Every line below that includes "text" counts toward the total. Report that total alone.

[start DATASET]

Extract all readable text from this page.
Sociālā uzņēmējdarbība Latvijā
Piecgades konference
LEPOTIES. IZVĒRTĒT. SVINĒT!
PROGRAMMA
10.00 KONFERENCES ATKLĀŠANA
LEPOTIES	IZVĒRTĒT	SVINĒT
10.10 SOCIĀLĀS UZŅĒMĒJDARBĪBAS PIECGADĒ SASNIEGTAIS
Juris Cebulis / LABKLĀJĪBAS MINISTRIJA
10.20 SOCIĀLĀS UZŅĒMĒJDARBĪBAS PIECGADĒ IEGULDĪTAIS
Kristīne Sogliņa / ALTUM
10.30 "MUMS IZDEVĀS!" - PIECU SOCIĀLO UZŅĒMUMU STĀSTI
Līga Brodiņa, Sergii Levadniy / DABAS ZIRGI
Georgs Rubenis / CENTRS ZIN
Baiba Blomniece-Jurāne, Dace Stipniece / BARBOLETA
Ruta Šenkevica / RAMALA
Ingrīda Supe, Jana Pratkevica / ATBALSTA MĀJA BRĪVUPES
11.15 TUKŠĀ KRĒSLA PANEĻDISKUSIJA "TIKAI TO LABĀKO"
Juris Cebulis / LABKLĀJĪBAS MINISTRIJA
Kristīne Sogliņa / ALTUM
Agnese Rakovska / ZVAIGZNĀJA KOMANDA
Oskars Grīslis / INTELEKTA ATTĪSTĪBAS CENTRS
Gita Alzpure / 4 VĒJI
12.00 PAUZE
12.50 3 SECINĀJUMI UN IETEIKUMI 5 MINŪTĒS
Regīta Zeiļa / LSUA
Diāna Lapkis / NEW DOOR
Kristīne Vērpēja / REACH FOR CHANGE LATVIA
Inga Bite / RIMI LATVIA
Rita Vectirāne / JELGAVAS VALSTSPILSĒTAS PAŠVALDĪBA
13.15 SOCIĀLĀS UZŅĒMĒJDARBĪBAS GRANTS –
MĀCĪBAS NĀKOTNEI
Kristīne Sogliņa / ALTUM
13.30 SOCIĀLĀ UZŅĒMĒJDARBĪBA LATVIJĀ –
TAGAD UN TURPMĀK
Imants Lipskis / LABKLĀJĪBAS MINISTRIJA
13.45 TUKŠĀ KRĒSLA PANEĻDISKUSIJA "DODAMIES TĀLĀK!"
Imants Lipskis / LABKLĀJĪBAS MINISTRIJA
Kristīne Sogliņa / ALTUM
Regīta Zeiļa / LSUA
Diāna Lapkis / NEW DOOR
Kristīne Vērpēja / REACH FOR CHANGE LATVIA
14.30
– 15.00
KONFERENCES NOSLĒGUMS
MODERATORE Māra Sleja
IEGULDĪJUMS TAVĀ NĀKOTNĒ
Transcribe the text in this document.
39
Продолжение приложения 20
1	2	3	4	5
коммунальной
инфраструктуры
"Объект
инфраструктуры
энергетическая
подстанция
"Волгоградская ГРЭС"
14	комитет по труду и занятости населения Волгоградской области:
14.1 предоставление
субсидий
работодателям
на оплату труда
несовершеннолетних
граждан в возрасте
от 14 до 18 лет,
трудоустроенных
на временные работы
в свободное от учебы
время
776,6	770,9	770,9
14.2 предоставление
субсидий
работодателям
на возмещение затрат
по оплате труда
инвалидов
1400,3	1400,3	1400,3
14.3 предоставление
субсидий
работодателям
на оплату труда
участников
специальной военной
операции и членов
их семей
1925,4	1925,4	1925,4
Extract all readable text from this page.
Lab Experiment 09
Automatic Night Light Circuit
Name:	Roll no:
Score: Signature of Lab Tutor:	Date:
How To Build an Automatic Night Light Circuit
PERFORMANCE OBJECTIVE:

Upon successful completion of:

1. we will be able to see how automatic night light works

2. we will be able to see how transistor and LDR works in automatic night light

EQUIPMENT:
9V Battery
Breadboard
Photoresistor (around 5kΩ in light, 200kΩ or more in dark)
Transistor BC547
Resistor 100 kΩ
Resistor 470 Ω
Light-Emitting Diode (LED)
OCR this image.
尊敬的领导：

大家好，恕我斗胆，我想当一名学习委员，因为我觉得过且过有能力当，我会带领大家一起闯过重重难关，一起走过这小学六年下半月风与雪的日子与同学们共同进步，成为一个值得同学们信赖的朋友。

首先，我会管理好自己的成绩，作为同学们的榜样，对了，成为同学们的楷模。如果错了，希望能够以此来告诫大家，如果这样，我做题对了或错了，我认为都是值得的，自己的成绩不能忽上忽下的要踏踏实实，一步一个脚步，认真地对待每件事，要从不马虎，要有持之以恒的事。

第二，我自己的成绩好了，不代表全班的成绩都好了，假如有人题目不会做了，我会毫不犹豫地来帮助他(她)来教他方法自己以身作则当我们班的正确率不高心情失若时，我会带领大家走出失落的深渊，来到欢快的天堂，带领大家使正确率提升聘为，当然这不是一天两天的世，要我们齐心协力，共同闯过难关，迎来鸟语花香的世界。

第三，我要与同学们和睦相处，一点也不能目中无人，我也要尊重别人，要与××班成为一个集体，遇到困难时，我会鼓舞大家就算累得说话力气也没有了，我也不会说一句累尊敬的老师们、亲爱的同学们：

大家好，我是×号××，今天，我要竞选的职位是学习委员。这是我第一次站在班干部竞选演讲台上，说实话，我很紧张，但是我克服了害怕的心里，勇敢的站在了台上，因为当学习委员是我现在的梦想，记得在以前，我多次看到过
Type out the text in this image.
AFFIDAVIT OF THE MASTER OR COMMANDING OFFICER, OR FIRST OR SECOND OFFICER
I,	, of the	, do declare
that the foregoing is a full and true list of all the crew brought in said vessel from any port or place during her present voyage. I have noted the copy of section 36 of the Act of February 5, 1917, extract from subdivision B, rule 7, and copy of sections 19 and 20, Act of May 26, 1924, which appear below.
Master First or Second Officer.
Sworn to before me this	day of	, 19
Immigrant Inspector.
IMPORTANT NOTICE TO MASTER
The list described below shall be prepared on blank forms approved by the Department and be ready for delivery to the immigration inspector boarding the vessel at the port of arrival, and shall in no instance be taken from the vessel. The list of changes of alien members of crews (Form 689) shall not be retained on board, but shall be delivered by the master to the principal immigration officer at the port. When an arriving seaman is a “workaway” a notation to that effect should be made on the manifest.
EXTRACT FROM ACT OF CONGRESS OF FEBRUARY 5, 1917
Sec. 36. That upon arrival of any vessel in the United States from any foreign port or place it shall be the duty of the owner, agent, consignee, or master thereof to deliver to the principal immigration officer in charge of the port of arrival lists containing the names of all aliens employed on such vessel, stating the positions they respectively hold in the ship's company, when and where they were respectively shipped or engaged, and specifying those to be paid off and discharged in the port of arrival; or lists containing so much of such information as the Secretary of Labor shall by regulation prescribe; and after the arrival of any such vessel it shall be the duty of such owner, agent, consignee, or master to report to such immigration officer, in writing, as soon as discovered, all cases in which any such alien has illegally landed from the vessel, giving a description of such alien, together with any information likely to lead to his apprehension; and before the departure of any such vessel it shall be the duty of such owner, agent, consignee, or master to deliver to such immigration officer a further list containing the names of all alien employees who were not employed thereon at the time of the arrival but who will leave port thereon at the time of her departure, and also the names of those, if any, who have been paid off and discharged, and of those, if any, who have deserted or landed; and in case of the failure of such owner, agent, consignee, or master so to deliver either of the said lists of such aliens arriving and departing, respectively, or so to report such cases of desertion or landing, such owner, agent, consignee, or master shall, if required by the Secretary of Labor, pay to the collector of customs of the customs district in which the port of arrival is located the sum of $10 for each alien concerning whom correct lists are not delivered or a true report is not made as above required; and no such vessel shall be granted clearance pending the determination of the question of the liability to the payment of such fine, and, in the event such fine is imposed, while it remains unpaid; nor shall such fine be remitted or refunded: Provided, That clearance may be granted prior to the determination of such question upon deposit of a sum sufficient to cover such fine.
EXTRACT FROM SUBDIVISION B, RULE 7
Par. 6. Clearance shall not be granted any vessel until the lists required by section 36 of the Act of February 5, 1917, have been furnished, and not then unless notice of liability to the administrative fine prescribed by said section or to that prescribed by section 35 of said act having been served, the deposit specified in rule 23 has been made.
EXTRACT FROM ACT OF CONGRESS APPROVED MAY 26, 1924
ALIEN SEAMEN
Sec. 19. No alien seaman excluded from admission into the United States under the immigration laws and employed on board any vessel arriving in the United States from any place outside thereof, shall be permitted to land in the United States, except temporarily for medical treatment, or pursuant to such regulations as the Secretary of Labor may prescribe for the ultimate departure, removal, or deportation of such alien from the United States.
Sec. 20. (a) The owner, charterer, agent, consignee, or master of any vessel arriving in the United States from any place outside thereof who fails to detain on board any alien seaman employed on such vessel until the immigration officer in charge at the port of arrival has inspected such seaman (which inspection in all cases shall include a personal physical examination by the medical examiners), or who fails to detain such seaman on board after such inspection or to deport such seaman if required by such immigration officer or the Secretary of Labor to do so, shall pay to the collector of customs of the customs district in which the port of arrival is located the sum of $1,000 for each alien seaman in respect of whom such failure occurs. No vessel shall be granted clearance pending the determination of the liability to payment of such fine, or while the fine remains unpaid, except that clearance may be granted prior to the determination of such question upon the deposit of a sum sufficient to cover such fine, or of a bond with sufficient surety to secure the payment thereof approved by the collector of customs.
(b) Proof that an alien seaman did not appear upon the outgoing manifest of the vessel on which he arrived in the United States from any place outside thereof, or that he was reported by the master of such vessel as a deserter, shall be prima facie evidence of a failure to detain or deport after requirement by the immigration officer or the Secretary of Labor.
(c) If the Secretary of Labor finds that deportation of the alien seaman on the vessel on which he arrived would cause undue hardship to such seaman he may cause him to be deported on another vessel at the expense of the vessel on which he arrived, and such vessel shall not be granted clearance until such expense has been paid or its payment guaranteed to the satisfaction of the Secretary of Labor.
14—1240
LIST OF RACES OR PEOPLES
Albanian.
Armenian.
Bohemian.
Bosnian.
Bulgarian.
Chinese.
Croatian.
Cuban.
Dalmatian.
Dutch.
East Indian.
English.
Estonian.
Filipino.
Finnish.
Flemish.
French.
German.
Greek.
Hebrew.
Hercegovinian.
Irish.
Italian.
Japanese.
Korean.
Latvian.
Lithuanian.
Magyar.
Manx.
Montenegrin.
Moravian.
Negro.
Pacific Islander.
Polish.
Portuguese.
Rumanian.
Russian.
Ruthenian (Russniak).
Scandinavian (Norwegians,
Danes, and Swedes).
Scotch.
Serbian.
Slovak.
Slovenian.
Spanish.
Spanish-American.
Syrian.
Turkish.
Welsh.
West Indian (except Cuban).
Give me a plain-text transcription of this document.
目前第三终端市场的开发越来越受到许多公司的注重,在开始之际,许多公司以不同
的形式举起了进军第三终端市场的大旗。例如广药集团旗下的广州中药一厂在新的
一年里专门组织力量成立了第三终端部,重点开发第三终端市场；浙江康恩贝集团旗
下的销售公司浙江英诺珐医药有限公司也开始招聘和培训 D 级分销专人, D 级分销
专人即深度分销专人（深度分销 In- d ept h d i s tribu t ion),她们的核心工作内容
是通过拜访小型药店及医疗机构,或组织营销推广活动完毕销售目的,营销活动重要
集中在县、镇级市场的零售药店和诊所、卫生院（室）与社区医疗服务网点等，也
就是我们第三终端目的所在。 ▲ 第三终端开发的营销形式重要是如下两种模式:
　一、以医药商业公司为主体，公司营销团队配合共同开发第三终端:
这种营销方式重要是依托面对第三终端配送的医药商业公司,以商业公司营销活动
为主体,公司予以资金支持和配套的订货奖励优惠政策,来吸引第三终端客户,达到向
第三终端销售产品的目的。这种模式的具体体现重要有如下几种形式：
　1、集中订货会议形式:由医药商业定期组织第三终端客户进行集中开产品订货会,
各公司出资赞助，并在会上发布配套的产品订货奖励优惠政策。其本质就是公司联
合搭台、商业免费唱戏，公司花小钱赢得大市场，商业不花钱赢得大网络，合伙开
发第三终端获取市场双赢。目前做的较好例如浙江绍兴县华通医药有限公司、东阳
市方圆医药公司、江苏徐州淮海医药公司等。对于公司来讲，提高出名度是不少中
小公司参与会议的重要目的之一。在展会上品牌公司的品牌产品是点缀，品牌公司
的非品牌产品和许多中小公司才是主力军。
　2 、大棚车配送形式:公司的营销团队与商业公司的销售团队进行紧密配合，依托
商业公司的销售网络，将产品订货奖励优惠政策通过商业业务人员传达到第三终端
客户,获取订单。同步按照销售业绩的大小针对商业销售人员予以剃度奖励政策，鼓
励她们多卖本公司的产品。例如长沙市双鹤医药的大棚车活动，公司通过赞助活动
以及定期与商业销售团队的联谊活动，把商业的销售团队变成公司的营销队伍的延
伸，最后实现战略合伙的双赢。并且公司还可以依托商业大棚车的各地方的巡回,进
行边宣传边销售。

[end DATASET]

**WRITTEN ANSWER**
5